------ DATASET RECORDS

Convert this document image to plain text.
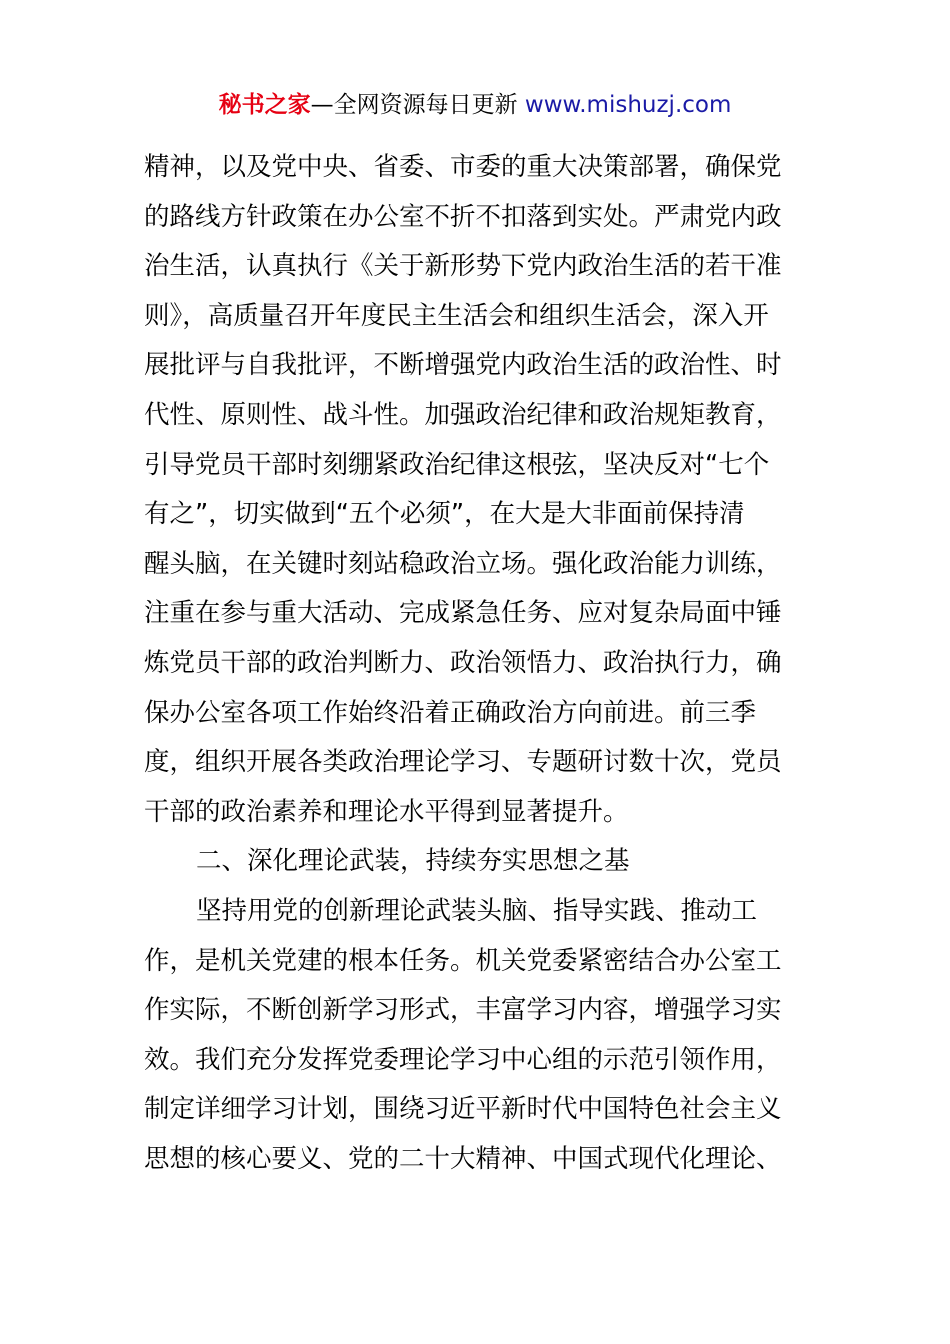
秘书之家—全网资源每日更新 www.mishuzj.com
精神，以及党中央、省委、市委的重大决策部署，确保党
的路线方针政策在办公室不折不扣落到实处。严肃党内政
治生活，认真执行《关于新形势下党内政治生活的若干准
则》，高质量召开年度民主生活会和组织生活会，深入开
展批评与自我批评，不断增强党内政治生活的政治性、时
代性、原则性、战斗性。加强政治纪律和政治规矩教育，
引导党员干部时刻绷紧政治纪律这根弦，坚决反对“七个
有之”，切实做到“五个必须”，在大是大非面前保持清
醒头脑，在关键时刻站稳政治立场。强化政治能力训练，
注重在参与重大活动、完成紧急任务、应对复杂局面中锤
炼党员干部的政治判断力、政治领悟力、政治执行力，确
保办公室各项工作始终沿着正确政治方向前进。前三季
度，组织开展各类政治理论学习、专题研讨数十次，党员
干部的政治素养和理论水平得到显著提升。
二、深化理论武装，持续夯实思想之基
坚持用党的创新理论武装头脑、指导实践、推动工
作，是机关党建的根本任务。机关党委紧密结合办公室工
作实际，不断创新学习形式，丰富学习内容，增强学习实
效。我们充分发挥党委理论学习中心组的示范引领作用，
制定详细学习计划，围绕习近平新时代中国特色社会主义
思想的核心要义、党的二十大精神、中国式现代化理论、
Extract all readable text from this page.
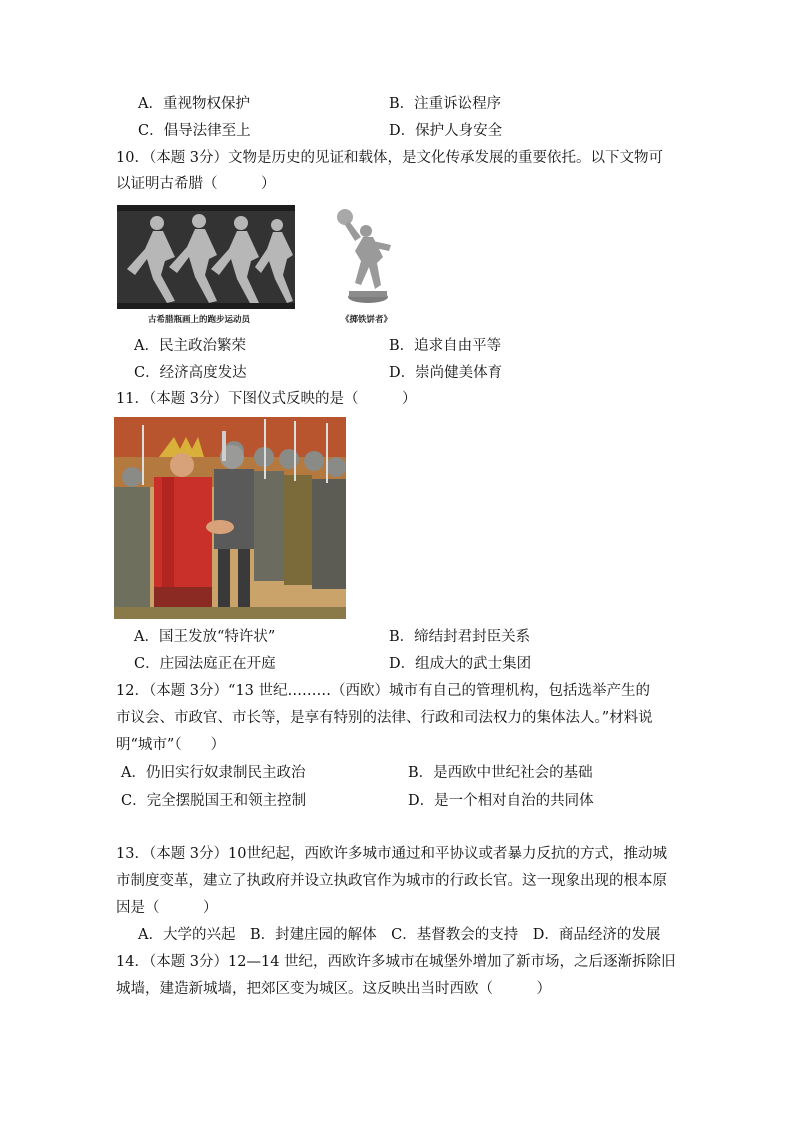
A．重视物权保护	B．注重诉讼程序
C．倡导法律至上	D．保护人身安全
10．（本题 3分）文物是历史的见证和载体，是文化传承发展的重要依托。以下文物可
以证明古希腊（　　　）
古希腊瓶画上的跑步运动员	《掷铁饼者》
A．民主政治繁荣	B．追求自由平等
C．经济高度发达	D．崇尚健美体育
11．（本题 3分）下图仪式反映的是（　　　）
A．国王发放“特许状”	B．缔结封君封臣关系
C．庄园法庭正在开庭	D．组成大的武士集团
12．（本题 3分）“13 世纪………（西欧）城市有自己的管理机构，包括选举产生的
市议会、市政官、市长等，是享有特别的法律、行政和司法权力的集体法人。”材料说
明“城市”（　　）
A．仍旧实行奴隶制民主政治	B．是西欧中世纪社会的基础
C．完全摆脱国王和领主控制	D．是一个相对自治的共同体
13．（本题 3分）10世纪起，西欧许多城市通过和平协议或者暴力反抗的方式，推动城
市制度变革，建立了执政府并设立执政官作为城市的行政长官。这一现象出现的根本原
因是（　　　）
A．大学的兴起　B．封建庄园的解体　C．基督教会的支持　D．商品经济的发展
14．（本题 3分）12—14 世纪，西欧许多城市在城堡外增加了新市场，之后逐渐拆除旧
城墙，建造新城墙，把郊区变为城区。这反映出当时西欧（　　　）
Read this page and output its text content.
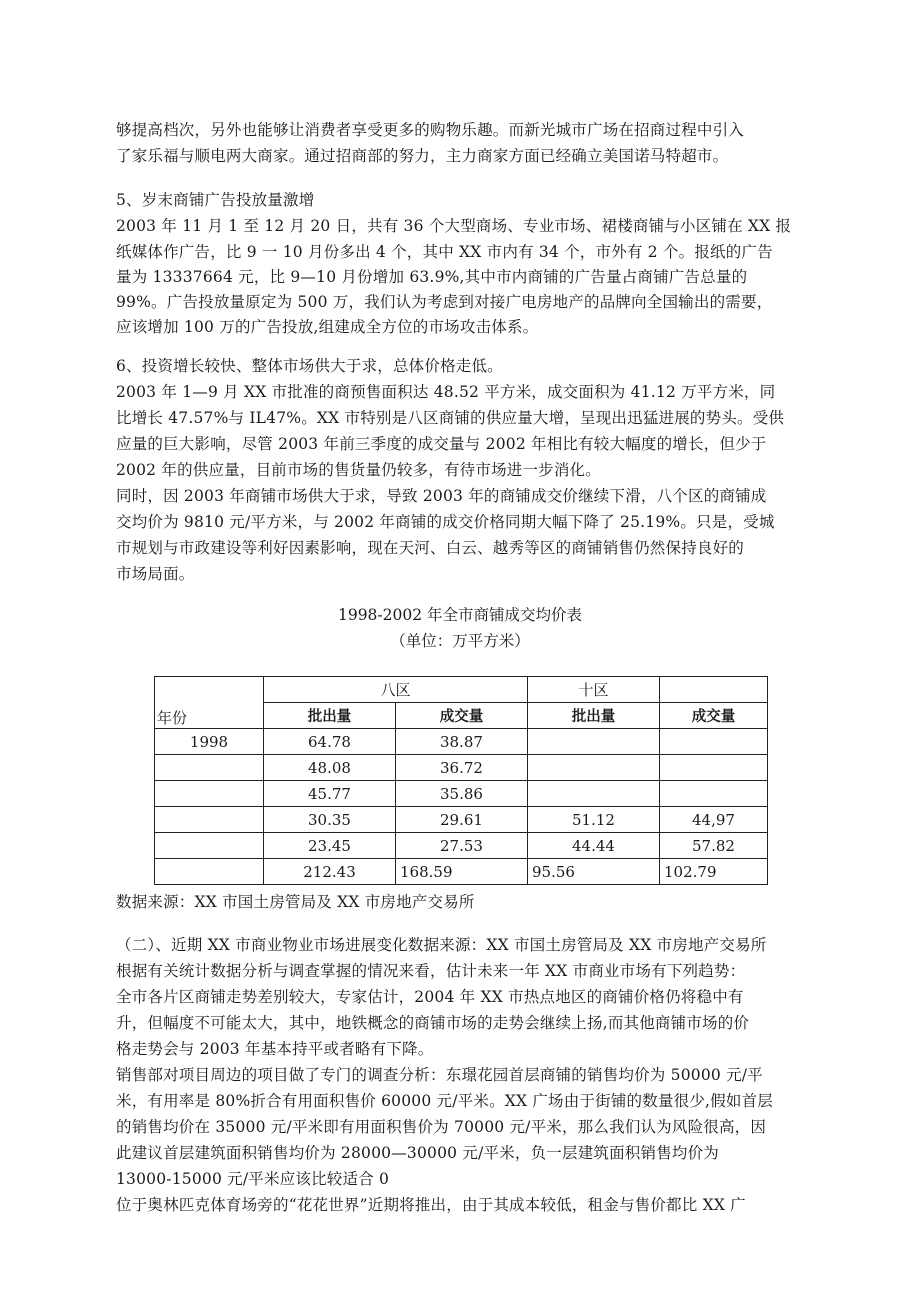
够提高档次，另外也能够让消费者享受更多的购物乐趣。而新光城市广场在招商过程中引入
了家乐福与顺电两大商家。通过招商部的努力，主力商家方面已经确立美国诺马特超市。
5、岁末商铺广告投放量激增
2003 年 11 月 1 至 12 月 20 日，共有 36 个大型商场、专业市场、裙楼商铺与小区铺在 XX 报
纸媒体作广告，比 9 一 10 月份多出 4 个，其中 XX 市内有 34 个，市外有 2 个。报纸的广告
量为 13337664 元，比 9—10 月份增加 63.9%,其中市内商铺的广告量占商铺广告总量的
99%。广告投放量原定为 500 万，我们认为考虑到对接广电房地产的品牌向全国输出的需要，
应该增加 100 万的广告投放,组建成全方位的市场攻击体系。
6、投资增长较快、整体市场供大于求，总体价格走低。
2003 年 1—9 月 XX 市批准的商预售面积达 48.52 平方米，成交面积为 41.12 万平方米，同
比增长 47.57%与 IL47%。XX 市特别是八区商铺的供应量大增，呈现出迅猛进展的势头。受供
应量的巨大影响，尽管 2003 年前三季度的成交量与 2002 年相比有较大幅度的增长，但少于
2002 年的供应量，目前市场的售货量仍较多，有待市场进一步消化。
同时，因 2003 年商铺市场供大于求，导致 2003 年的商铺成交价继续下滑，八个区的商铺成
交均价为 9810 元/平方米，与 2002 年商铺的成交价格同期大幅下降了 25.19%。只是，受城
市规划与市政建设等利好因素影响，现在天河、白云、越秀等区的商铺销售仍然保持良好的
市场局面。
1998-2002 年全市商铺成交均价表
（单位：万平方米）
年份	八区		十区	
	批出量	成交量	批出量	成交量
1998	64.78	38.87		
	48.08	36.72		
	45.77	35.86		
	30.35	29.61	51.12	44,97
	23.45	27.53	44.44	57.82
	212.43	168.59	95.56	102.79
数据来源：XX 市国土房管局及 XX 市房地产交易所
（二）、近期 XX 市商业物业市场进展变化数据来源：XX 市国土房管局及 XX 市房地产交易所
根据有关统计数据分析与调查掌握的情况来看，估计未来一年 XX 市商业市场有下列趋势：
全市各片区商铺走势差别较大，专家估计，2004 年 XX 市热点地区的商铺价格仍将稳中有
升，但幅度不可能太大，其中，地铁概念的商铺市场的走势会继续上扬,而其他商铺市场的价
格走势会与 2003 年基本持平或者略有下降。
销售部对项目周边的项目做了专门的调查分析：东璟花园首层商铺的销售均价为 50000 元/平
米，有用率是 80%折合有用面积售价 60000 元/平米。XX 广场由于街铺的数量很少,假如首层
的销售均价在 35000 元/平米即有用面积售价为 70000 元/平米，那么我们认为风险很高，因
此建议首层建筑面积销售均价为 28000—30000 元/平米，负一层建筑面积销售均价为
13000-15000 元/平米应该比较适合 0
位于奥林匹克体育场旁的“花花世界”近期将推出，由于其成本较低，租金与售价都比 XX 广
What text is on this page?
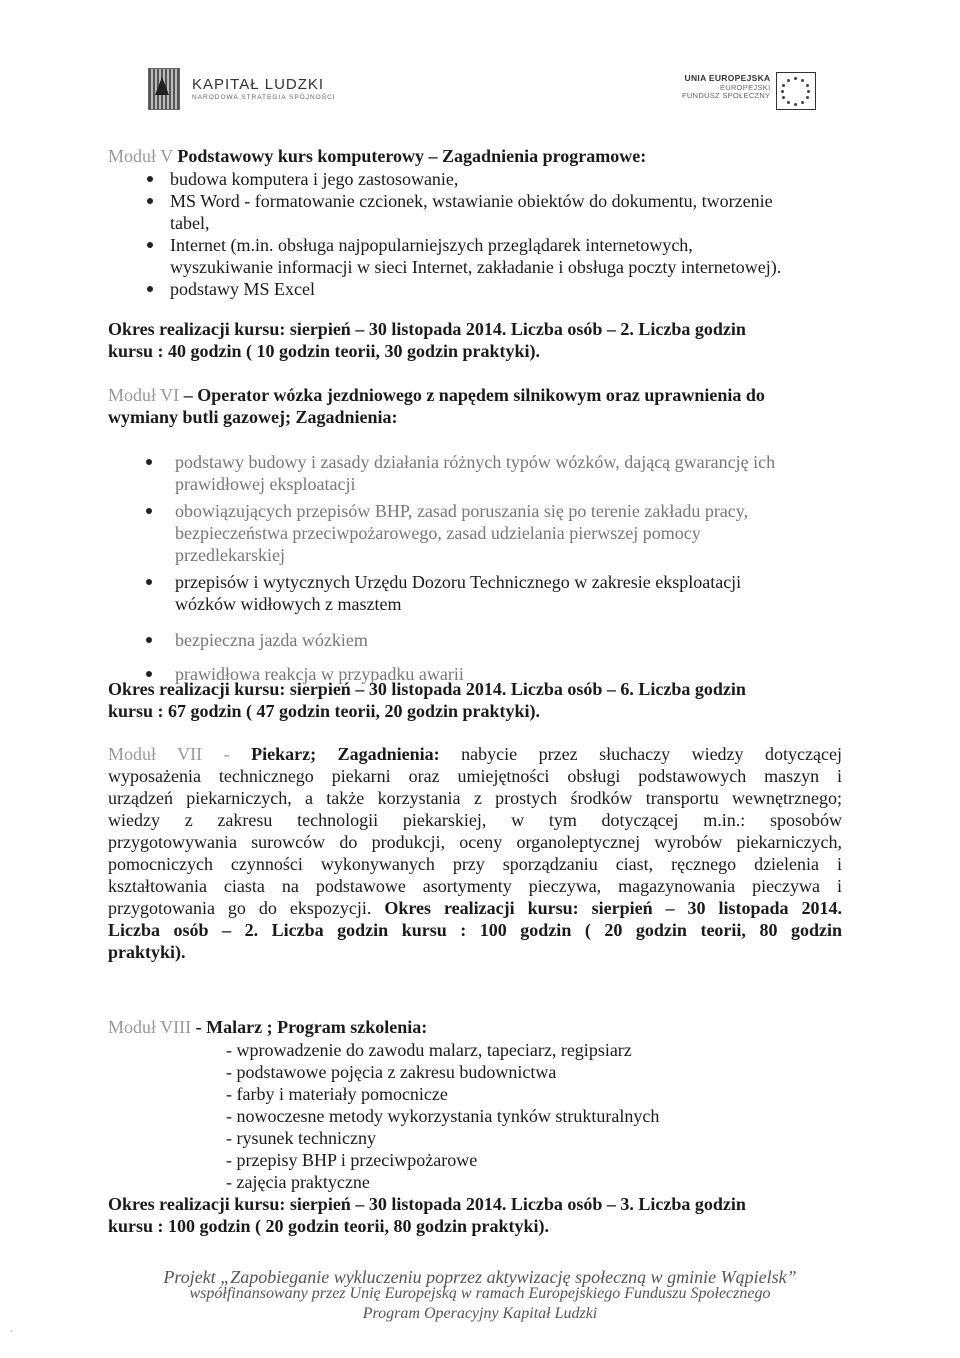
KAPITAŁ LUDZKI
NARODOWA STRATEGIA SPÓJNOŚCI
UNIA EUROPEJSKA
EUROPEJSKI
FUNDUSZ SPOŁECZNY
Moduł V Podstawowy kurs komputerowy – Zagadnienia programowe:
budowa komputera i jego zastosowanie,
MS Word - formatowanie czcionek, wstawianie obiektów do dokumentu, tworzenie
tabel,
Internet (m.in. obsługa najpopularniejszych przeglądarek internetowych,
wyszukiwanie informacji w sieci Internet, zakładanie i obsługa poczty internetowej).
podstawy MS Excel
Okres realizacji kursu: sierpień – 30 listopada 2014. Liczba osób – 2. Liczba godzin
kursu : 40 godzin ( 10 godzin teorii, 30 godzin praktyki).
Moduł VI – Operator wózka jezdniowego z napędem silnikowym oraz uprawnienia do
wymiany butli gazowej; Zagadnienia:
podstawy budowy i zasady działania różnych typów wózków, dającą gwarancję ich
prawidłowej eksploatacji
obowiązujących przepisów BHP, zasad poruszania się po terenie zakładu pracy,
bezpieczeństwa przeciwpożarowego, zasad udzielania pierwszej pomocy
przedlekarskiej
przepisów i wytycznych Urzędu Dozoru Technicznego w zakresie eksploatacji
wózków widłowych z masztem
bezpieczna jazda wózkiem
prawidłowa reakcja w przypadku awarii
Okres realizacji kursu: sierpień – 30 listopada 2014. Liczba osób – 6. Liczba godzin
kursu : 67 godzin ( 47 godzin teorii, 20 godzin praktyki).
Moduł VII - Piekarz; Zagadnienia: nabycie przez słuchaczy wiedzy dotyczącej
wyposażenia technicznego piekarni oraz umiejętności obsługi podstawowych maszyn i
urządzeń piekarniczych, a także korzystania z prostych środków transportu wewnętrznego;
wiedzy z zakresu technologii piekarskiej, w tym dotyczącej m.in.: sposobów
przygotowywania surowców do produkcji, oceny organoleptycznej wyrobów piekarniczych,
pomocniczych czynności wykonywanych przy sporządzaniu ciast, ręcznego dzielenia i
kształtowania ciasta na podstawowe asortymenty pieczywa, magazynowania pieczywa i
przygotowania go do ekspozycji. Okres realizacji kursu: sierpień – 30 listopada 2014.
Liczba osób – 2. Liczba godzin kursu : 100 godzin ( 20 godzin teorii, 80 godzin
praktyki).
Moduł VIII - Malarz ; Program szkolenia:
- wprowadzenie do zawodu malarz, tapeciarz, regipsiarz
- podstawowe pojęcia z zakresu budownictwa
- farby i materiały pomocnicze
- nowoczesne metody wykorzystania tynków strukturalnych
- rysunek techniczny
- przepisy BHP i przeciwpożarowe
- zajęcia praktyczne
Okres realizacji kursu: sierpień – 30 listopada 2014. Liczba osób – 3. Liczba godzin
kursu : 100 godzin ( 20 godzin teorii, 80 godzin praktyki).
Projekt „Zapobieganie wykluczeniu poprzez aktywizację społeczną w gminie Wąpielsk”
współfinansowany przez Unię Europejską w ramach Europejskiego Funduszu Społecznego
Program Operacyjny Kapitał Ludzki
`
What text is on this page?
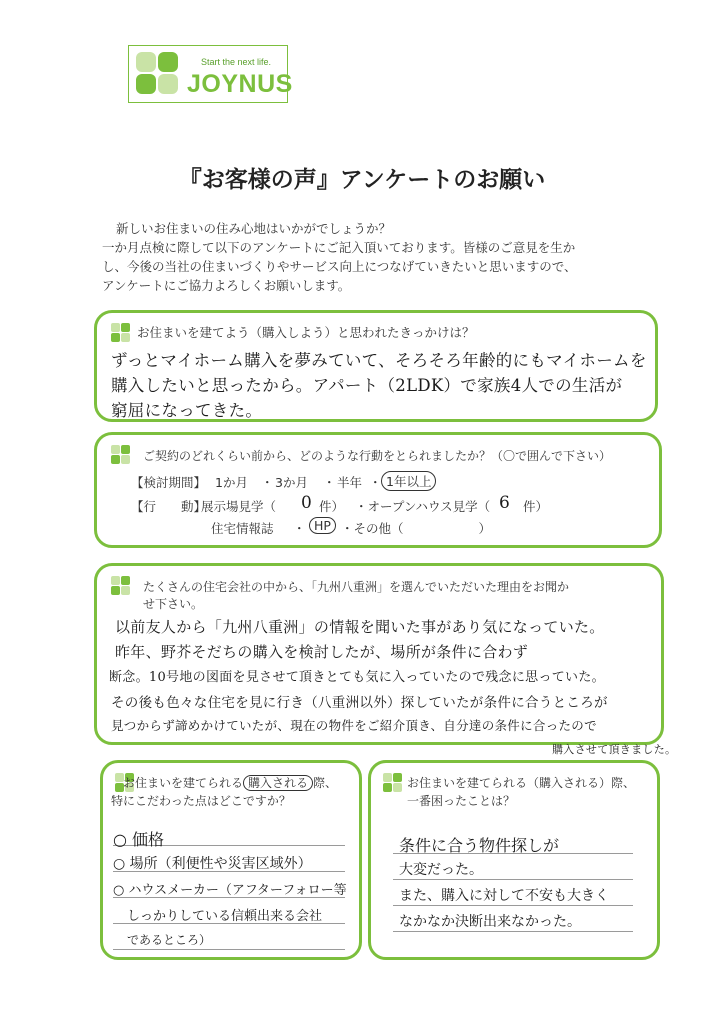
Start the next life.
JOYNUS
『お客様の声』アンケートのお願い
新しいお住まいの住み心地はいかがでしょうか？
一か月点検に際して以下のアンケートにご記入頂いております。皆様のご意見を生か
し、今後の当社の住まいづくりやサービス向上につなげていきたいと思いますので、
アンケートにご協力よろしくお願いします。
お住まいを建てよう（購入しよう）と思われたきっかけは？
ずっとマイホーム購入を夢みていて、そろそろ年齢的にもマイホームを
購入したいと思ったから。アパート（2LDK）で家族4人での生活が
窮屈になってきた。
ご契約のどれくらい前から、どのような行動をとられましたか？（〇で囲んで下さい）
【検討期間】 1か月 ・ 3か月 ・ 半年 ・ 1年以上
【行　　動】
展示場見学（ 0 件） ・オープンハウス見学（ 6 件）
住宅情報誌 ・ HP ・その他（　　　　　　）
たくさんの住宅会社の中から、「九州八重洲」を選んでいただいた理由をお聞か
せ下さい。
以前友人から「九州八重洲」の情報を聞いた事があり気になっていた。
昨年、野芥そだちの購入を検討したが、場所が条件に合わず
断念。10号地の図面を見させて頂きとても気に入っていたので残念に思っていた。
その後も色々な住宅を見に行き（八重洲以外）探していたが条件に合うところが
見つからず諦めかけていたが、現在の物件をご紹介頂き、自分達の条件に合ったので
購入させて頂きました。
お住まいを建てられる 購入される 際、
特にこだわった点はどこですか？
○ 価格
○ 場所（利便性や災害区域外）
○ ハウスメーカー（アフターフォロー等
しっかりしている信頼出来る会社
であるところ）
お住まいを建てられる（購入される）際、
一番困ったことは？
条件に合う物件探しが
大変だった。
また、購入に対して不安も大きく
なかなか決断出来なかった。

------------

◆ **TASK DESCRIPTION**
Check every line of the material for the string "Liczba" and give the number of lines that have it, without anything else.

◆ **THE COMPLETED TASK**
4